▶ [List of tasks]
1 > According to the BenchSci article, which venture firm leads the US$22-million round?
2 > Summarize the BenchSci article in two sentences.
3 > Continue the BenchSci article from its final paragraph.
--- Extract Enclosed Below ---
Toronto startup BenchSci Analytics Inc., which uses artificial intelligence to help biomedical scientists cut time and costs from research, is extending its reach with a US$22-million fundraising round led by a Fidelity Investments Inc.-linked venture firm.

BenchSci’s AI algorithms take over the tedious task of sorting through scientific literature before researchers begin clinical trials. Its first commercial product helped biomedical researchers sort through research papers to determine which antibodies – biological proteins that a body develops to fight invasive substances – will be best for the experiments they plan, particularly in the hunt for new medications. The company says it can scan 10 million research papers in 72 hours with more than 93-per-cent accuracy.

On Tuesday, BenchSci will announce it that it will expand its search capability to a wider group of chemicals, called reagents, that help drive chemical reactions by identifying the presence of another substance. The company says it already works with 3,600 academic labs and 15 of the world’s top pharmaceutical companies; it believes there’s room to find more than US$10-billion in savings among life-sciences companies by making this portion of preclinical research more efficient.

“Imagine if all information on which Amazon products to buy was locked in peoples’ journals, and to buy them, you had to read them all to know what to get,” says Simon Smith, BenchSci’s chief strategy officer. Without BenchSci, he continues, "scientists don’t have something like an Amazon.”

The US$22-million growth-capital round is led by the Boston area’s F-Prime Capital Partners, a private venture firm affiliated with Fidelity’s founding Johnson family that focuses on health-care technologies; it is the firm’s first Canadian investment. The round also includes contributions from returning investors including Google’s Gradient Ventures and Canadian firms Inovia Capital, Golden Ventures and Real Ventures.

With BenchSci, F-Prime senior vice-president Shervin Ghaemmaghami said he found that “the users of the product love the product. So hearing from the scientists how it had become part of their workflow, and how they used it on a daily basis, felt like a very good affirmation that there is something good and magical happening here.”
--- End of Enclosed Extract ---
--- Extracted information Enclosed Below ---
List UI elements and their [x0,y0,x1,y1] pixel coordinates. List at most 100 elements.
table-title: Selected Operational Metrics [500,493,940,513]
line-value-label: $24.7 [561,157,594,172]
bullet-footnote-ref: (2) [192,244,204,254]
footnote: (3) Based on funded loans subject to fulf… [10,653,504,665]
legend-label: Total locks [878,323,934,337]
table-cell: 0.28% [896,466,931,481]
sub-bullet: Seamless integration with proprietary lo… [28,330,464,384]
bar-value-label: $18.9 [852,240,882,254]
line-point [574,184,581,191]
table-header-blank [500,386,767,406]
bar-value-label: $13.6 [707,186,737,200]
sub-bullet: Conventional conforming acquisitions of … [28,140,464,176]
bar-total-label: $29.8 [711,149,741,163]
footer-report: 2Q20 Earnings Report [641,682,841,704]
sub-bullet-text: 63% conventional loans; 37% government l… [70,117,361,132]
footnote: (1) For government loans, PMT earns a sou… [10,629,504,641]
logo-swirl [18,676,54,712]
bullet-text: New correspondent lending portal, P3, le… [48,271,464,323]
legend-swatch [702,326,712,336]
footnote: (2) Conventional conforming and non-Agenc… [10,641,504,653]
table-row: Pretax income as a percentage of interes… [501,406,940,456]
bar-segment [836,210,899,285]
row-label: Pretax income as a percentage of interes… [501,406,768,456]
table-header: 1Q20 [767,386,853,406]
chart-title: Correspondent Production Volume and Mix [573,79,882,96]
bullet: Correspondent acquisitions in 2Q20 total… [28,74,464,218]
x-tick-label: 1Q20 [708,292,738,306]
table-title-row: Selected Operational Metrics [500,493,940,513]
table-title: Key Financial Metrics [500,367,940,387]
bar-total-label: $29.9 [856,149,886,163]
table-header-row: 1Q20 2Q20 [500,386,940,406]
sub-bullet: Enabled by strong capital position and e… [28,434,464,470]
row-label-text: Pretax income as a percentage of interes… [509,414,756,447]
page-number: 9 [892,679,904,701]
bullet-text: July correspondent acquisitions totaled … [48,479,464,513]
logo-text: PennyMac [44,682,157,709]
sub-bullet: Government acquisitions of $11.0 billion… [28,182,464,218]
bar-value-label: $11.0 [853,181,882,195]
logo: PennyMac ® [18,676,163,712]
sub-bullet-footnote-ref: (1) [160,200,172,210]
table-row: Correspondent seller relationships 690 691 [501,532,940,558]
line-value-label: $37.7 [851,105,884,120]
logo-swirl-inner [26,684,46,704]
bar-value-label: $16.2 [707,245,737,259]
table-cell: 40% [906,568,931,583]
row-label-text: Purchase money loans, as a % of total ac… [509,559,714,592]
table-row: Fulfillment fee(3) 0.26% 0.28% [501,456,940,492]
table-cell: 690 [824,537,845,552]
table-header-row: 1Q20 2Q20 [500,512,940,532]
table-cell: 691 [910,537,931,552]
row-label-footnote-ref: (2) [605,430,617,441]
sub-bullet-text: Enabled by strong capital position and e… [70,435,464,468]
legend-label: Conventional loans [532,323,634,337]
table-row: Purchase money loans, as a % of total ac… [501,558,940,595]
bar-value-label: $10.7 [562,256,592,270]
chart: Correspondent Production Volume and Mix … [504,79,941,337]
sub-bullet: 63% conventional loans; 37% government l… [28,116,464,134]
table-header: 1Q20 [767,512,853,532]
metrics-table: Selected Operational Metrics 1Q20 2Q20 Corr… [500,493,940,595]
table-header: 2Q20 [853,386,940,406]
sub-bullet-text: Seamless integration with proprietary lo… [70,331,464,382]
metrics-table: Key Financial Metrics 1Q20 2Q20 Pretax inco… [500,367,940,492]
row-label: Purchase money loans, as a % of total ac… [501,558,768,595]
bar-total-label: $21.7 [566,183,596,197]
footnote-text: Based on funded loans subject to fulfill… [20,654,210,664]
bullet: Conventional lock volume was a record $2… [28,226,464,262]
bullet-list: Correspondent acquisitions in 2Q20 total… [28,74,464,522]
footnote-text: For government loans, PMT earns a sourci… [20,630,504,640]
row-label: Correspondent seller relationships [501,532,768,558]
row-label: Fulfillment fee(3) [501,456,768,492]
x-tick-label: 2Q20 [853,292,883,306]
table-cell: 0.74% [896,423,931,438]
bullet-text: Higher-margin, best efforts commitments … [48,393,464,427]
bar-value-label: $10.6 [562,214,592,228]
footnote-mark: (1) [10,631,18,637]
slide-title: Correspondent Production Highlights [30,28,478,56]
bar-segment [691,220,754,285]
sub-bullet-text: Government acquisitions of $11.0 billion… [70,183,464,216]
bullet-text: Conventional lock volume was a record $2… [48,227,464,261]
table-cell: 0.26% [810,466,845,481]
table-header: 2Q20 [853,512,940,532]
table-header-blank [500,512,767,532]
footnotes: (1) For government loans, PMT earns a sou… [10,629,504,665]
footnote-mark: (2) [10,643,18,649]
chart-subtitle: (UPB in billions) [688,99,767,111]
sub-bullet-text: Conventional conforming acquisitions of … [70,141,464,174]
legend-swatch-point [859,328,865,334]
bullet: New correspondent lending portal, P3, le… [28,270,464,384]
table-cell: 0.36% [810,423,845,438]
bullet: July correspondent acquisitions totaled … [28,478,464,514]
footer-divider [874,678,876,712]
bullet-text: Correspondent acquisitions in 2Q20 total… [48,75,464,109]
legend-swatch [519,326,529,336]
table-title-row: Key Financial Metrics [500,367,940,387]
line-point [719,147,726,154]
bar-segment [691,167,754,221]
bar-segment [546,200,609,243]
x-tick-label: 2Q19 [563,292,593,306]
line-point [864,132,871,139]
--- End of Enclosed Extracted information ---
▶ [Answers provided]
1 > F-Prime Capital Partners, a Boston-area private venture firm affiliated with Fidelity's founding Johnson family.

2 > Toronto startup BenchSci, whose AI sorts scientific literature to help biomedical researchers pick antibodies for experiments, is raising US$22 million in a round led by F-Prime Capital Partners, that firm's first Canadian investment. The company will expand its search to reagents and says it already works with 3,600 academic labs and 15 top pharmaceutical companies.

3 >
The company was founded in 2015 by Tom Leung, David Chen, Elvis Wianda and Liran Belenzon, who is its chief executive officer. “Understanding which reagent to use with experiment is a really complex task – there are over 30 million of those, and each behaves differently in a biological environment,” Mr. Belenzon said. “That’s a problem [Mr. Leung, now BenchSci’s chief scientist] used to face as a cancer researcher at Mount Sinai Hospital, and that’s a problem we solve today.”

BenchSci’s first antibody-literature-review product has been in the market for about 18 months, and its backers expect the broader reagent-focused edition will expand its customer base while learning from customers how to improve it. Pharma giant Novartis International AG will be the first client for the new product, BenchSci said.

“If you can fast-track the research portion of creating new drugs and new antibodies, you can basically advance the ability to cure diseases at a much faster rate," says Darian Shirazi, a Gradient partner who sits on the startup’s board and has watched the company quickly mature. “BenchSci is definitely on a tear. … It has customers paying them large contract values and [who] heavily scrutinize technology when they make a purchase."

Real Ventures was one of the first firms to back BenchSci and returned for the latest fundraising round. Managing partner Janet Bannister said she was “excited about the impact that the company will have on the speed and efficacy of drug discovery, which will result in millions of longer and healthier lives.”